(Dataset rows)
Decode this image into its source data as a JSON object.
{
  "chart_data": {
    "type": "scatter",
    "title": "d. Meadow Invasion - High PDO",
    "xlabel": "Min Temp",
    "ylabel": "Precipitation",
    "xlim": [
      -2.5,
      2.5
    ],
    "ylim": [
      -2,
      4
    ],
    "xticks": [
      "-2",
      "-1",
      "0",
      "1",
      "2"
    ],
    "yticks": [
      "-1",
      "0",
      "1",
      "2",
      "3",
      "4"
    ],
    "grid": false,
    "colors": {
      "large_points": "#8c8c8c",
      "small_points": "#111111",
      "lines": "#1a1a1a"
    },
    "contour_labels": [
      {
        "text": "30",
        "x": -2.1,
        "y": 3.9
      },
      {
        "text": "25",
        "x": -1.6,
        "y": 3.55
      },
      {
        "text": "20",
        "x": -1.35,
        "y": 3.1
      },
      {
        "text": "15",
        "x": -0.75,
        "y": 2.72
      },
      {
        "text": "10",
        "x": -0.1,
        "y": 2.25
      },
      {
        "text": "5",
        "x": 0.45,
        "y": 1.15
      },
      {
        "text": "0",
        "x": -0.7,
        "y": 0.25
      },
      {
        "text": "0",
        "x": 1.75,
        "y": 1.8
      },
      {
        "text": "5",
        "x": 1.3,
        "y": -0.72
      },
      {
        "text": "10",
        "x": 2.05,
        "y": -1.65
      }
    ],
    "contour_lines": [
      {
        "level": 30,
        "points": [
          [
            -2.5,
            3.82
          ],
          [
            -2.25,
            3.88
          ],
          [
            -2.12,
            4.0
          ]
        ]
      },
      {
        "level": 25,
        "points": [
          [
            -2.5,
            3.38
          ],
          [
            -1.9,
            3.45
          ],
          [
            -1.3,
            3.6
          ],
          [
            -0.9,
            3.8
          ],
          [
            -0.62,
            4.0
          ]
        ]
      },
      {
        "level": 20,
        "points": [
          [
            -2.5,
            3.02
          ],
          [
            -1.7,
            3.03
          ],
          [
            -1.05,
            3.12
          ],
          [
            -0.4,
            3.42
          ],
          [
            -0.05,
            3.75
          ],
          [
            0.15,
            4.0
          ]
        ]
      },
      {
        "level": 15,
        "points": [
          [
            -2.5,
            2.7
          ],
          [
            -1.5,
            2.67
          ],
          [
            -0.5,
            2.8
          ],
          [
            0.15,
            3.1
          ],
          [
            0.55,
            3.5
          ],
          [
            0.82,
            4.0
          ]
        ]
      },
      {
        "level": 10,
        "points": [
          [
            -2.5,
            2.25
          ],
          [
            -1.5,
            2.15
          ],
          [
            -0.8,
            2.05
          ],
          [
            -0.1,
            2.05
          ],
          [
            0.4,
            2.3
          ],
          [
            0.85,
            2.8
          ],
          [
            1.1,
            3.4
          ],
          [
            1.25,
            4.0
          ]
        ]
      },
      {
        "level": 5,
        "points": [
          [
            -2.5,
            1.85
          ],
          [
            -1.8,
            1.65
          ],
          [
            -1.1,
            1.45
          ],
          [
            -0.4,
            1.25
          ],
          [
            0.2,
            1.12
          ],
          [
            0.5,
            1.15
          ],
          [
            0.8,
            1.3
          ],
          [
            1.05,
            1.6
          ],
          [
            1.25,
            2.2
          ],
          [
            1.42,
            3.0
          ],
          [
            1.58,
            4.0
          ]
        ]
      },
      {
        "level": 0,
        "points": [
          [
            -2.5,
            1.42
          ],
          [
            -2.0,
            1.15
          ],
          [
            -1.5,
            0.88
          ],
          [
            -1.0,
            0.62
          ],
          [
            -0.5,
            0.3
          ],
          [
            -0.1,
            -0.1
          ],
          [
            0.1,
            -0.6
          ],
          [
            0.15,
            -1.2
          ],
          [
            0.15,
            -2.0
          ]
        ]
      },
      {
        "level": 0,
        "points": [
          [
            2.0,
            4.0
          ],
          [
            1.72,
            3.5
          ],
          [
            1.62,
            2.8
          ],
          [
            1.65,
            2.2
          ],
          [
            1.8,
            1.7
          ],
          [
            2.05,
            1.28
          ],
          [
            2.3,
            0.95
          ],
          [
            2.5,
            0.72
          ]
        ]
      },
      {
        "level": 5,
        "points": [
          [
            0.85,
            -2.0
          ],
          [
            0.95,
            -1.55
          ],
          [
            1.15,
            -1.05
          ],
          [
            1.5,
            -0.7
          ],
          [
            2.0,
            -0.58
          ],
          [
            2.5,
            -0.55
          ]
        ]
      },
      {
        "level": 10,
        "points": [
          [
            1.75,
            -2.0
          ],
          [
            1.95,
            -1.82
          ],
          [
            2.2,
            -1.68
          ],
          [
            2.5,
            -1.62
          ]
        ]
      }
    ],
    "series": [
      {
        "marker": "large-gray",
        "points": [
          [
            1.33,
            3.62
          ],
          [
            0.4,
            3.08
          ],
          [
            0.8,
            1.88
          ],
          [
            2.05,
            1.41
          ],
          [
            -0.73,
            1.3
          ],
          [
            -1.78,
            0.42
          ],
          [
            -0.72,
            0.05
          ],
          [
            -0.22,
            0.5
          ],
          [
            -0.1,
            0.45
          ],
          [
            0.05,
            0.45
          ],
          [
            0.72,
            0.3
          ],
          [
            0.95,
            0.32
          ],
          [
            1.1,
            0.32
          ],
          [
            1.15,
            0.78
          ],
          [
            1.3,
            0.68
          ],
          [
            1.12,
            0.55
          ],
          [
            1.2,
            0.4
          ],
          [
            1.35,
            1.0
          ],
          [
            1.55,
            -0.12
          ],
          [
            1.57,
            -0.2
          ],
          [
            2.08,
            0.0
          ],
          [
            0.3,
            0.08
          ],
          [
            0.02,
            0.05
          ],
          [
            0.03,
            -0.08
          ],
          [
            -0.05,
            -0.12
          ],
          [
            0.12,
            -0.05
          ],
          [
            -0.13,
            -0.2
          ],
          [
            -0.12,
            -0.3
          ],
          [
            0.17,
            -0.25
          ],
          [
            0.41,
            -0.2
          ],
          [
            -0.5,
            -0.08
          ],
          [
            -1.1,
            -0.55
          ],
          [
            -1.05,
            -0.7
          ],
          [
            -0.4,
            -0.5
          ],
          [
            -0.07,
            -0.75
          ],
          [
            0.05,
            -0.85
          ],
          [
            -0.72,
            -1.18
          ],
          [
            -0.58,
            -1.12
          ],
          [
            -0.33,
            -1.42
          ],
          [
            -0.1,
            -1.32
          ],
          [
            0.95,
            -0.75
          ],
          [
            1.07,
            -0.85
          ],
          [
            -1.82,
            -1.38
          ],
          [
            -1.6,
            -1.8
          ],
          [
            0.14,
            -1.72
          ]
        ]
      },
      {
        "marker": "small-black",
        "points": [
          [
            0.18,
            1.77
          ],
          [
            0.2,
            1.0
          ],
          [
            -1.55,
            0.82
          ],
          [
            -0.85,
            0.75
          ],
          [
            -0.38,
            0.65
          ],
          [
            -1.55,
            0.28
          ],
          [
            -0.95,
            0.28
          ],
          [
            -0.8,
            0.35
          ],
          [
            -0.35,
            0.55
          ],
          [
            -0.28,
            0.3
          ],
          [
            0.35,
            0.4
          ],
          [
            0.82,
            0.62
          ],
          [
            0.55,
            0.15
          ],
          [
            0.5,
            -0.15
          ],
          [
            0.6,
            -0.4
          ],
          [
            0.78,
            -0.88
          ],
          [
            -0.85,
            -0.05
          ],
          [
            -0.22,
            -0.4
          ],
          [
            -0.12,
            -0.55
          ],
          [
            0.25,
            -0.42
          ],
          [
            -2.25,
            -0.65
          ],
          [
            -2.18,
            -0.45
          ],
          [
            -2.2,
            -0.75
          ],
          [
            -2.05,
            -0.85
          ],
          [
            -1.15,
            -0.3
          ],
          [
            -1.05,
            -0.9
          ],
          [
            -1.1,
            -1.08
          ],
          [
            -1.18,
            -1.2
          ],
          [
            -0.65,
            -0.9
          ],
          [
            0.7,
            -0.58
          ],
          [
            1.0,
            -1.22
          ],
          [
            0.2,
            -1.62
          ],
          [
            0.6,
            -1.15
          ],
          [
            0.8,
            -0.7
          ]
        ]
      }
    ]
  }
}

## Exercise brief
Scan the lines for the string "text". Copy out each line that matches.

## Result for this exercise
        "text": "30",
        "text": "25",
        "text": "20",
        "text": "15",
        "text": "10",
        "text": "5",
        "text": "0",
        "text": "0",
        "text": "5",
        "text": "10",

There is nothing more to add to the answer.